:: GOAL ::
Below is a set of records. Repeat all of them exactly.

[Figure record extracts]

--------

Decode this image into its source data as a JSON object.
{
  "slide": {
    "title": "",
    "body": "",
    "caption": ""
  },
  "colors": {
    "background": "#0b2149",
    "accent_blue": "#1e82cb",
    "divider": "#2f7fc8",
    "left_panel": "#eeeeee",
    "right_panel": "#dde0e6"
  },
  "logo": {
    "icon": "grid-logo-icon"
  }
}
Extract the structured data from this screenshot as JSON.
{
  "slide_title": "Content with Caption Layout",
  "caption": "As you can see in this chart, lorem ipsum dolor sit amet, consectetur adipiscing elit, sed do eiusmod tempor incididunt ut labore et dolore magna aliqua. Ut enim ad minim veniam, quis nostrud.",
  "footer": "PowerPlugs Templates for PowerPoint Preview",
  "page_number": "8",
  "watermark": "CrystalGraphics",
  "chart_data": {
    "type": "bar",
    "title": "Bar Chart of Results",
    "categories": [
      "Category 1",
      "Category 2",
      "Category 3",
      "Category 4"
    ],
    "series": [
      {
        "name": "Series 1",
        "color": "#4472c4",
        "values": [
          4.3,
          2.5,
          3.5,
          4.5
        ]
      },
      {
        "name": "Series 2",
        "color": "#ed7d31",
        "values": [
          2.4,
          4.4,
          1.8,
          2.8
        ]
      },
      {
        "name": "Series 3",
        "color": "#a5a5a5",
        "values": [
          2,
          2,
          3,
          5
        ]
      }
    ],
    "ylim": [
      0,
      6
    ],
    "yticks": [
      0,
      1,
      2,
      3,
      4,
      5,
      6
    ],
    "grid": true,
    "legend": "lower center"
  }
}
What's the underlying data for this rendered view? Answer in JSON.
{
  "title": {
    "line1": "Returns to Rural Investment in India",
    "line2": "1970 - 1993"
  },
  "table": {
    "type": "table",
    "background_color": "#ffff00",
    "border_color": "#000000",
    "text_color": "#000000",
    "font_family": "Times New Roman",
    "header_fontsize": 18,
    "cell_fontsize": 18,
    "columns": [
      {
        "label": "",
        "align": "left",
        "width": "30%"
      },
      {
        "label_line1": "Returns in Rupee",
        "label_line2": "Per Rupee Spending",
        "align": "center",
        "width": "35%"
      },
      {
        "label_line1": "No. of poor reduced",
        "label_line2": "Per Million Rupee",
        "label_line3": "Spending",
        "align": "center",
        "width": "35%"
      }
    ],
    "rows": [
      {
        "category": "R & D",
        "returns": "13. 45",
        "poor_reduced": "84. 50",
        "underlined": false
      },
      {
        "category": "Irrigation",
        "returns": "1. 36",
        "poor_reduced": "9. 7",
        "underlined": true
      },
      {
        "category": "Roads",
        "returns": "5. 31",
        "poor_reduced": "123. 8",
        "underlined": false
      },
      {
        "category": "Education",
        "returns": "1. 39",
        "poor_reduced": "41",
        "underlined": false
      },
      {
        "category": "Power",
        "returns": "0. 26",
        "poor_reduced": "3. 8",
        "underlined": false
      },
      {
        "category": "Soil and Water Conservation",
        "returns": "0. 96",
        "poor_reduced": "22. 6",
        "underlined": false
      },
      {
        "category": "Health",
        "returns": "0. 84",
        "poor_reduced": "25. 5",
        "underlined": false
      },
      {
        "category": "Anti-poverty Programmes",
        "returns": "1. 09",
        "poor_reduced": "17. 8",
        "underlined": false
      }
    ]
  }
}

--------

:: SOLUTION ::
Decode this image into its source data as a JSON object.
{
  "slide": {
    "title": "",
    "body": "",
    "caption": ""
  },
  "colors": {
    "background": "#0b2149",
    "accent_blue": "#1e82cb",
    "divider": "#2f7fc8",
    "left_panel": "#eeeeee",
    "right_panel": "#dde0e6"
  },
  "logo": {
    "icon": "grid-logo-icon"
  }
}
Extract the structured data from this screenshot as JSON.
{
  "slide_title": "Content with Caption Layout",
  "caption": "As you can see in this chart, lorem ipsum dolor sit amet, consectetur adipiscing elit, sed do eiusmod tempor incididunt ut labore et dolore magna aliqua. Ut enim ad minim veniam, quis nostrud.",
  "footer": "PowerPlugs Templates for PowerPoint Preview",
  "page_number": "8",
  "watermark": "CrystalGraphics",
  "chart_data": {
    "type": "bar",
    "title": "Bar Chart of Results",
    "categories": [
      "Category 1",
      "Category 2",
      "Category 3",
      "Category 4"
    ],
    "series": [
      {
        "name": "Series 1",
        "color": "#4472c4",
        "values": [
          4.3,
          2.5,
          3.5,
          4.5
        ]
      },
      {
        "name": "Series 2",
        "color": "#ed7d31",
        "values": [
          2.4,
          4.4,
          1.8,
          2.8
        ]
      },
      {
        "name": "Series 3",
        "color": "#a5a5a5",
        "values": [
          2,
          2,
          3,
          5
        ]
      }
    ],
    "ylim": [
      0,
      6
    ],
    "yticks": [
      0,
      1,
      2,
      3,
      4,
      5,
      6
    ],
    "grid": true,
    "legend": "lower center"
  }
}
What's the underlying data for this rendered view? Answer in JSON.
{
  "title": {
    "line1": "Returns to Rural Investment in India",
    "line2": "1970 - 1993"
  },
  "table": {
    "type": "table",
    "background_color": "#ffff00",
    "border_color": "#000000",
    "text_color": "#000000",
    "font_family": "Times New Roman",
    "header_fontsize": 18,
    "cell_fontsize": 18,
    "columns": [
      {
        "label": "",
        "align": "left",
        "width": "30%"
      },
      {
        "label_line1": "Returns in Rupee",
        "label_line2": "Per Rupee Spending",
        "align": "center",
        "width": "35%"
      },
      {
        "label_line1": "No. of poor reduced",
        "label_line2": "Per Million Rupee",
        "label_line3": "Spending",
        "align": "center",
        "width": "35%"
      }
    ],
    "rows": [
      {
        "category": "R & D",
        "returns": "13. 45",
        "poor_reduced": "84. 50",
        "underlined": false
      },
      {
        "category": "Irrigation",
        "returns": "1. 36",
        "poor_reduced": "9. 7",
        "underlined": true
      },
      {
        "category": "Roads",
        "returns": "5. 31",
        "poor_reduced": "123. 8",
        "underlined": false
      },
      {
        "category": "Education",
        "returns": "1. 39",
        "poor_reduced": "41",
        "underlined": false
      },
      {
        "category": "Power",
        "returns": "0. 26",
        "poor_reduced": "3. 8",
        "underlined": false
      },
      {
        "category": "Soil and Water Conservation",
        "returns": "0. 96",
        "poor_reduced": "22. 6",
        "underlined": false
      },
      {
        "category": "Health",
        "returns": "0. 84",
        "poor_reduced": "25. 5",
        "underlined": false
      },
      {
        "category": "Anti-poverty Programmes",
        "returns": "1. 09",
        "poor_reduced": "17. 8",
        "underlined": false
      }
    ]
  }
}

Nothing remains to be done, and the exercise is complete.